§ **THE PROBLEM**:
Spot each line that carries the word "生活等问题"; copy those lines.

-- BEGIN --

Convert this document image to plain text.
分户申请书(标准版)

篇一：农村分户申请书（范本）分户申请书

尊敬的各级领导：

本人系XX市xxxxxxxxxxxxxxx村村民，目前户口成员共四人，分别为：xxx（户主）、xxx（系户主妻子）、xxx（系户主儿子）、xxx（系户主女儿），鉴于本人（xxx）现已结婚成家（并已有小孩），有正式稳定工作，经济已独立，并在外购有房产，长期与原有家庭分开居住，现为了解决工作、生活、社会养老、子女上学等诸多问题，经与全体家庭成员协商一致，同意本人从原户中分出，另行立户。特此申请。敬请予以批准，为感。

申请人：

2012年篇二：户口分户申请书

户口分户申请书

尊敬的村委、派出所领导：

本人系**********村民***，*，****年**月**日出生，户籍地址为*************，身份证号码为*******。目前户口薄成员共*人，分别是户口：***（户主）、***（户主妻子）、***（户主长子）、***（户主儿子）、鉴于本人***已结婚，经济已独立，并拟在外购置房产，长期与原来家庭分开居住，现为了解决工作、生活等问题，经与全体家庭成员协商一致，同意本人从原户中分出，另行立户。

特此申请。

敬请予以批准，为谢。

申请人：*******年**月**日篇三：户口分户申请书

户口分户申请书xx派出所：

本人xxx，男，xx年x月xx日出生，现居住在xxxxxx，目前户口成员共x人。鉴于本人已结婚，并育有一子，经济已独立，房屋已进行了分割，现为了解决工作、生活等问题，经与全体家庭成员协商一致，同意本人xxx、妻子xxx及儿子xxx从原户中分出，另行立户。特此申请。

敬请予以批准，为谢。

-- END --

§ **SOLUTION FOR THIS EXERCISE**:
本人系**********村民***，*，****年**月**日出生，户籍地址为*************，身份证号码为*******。目前户口薄成员共*人，分别是户口：***（户主）、***（户主妻子）、***（户主长子）、***（户主儿子）、鉴于本人***已结婚，经济已独立，并拟在外购置房产，长期与原来家庭分开居住，现为了解决工作、生活等问题，经与全体家庭成员协商一致，同意本人从原户中分出，另行立户。
本人xxx，男，xx年x月xx日出生，现居住在xxxxxx，目前户口成员共x人。鉴于本人已结婚，并育有一子，经济已独立，房屋已进行了分割，现为了解决工作、生活等问题，经与全体家庭成员协商一致，同意本人xxx、妻子xxx及儿子xxx从原户中分出，另行立户。特此申请。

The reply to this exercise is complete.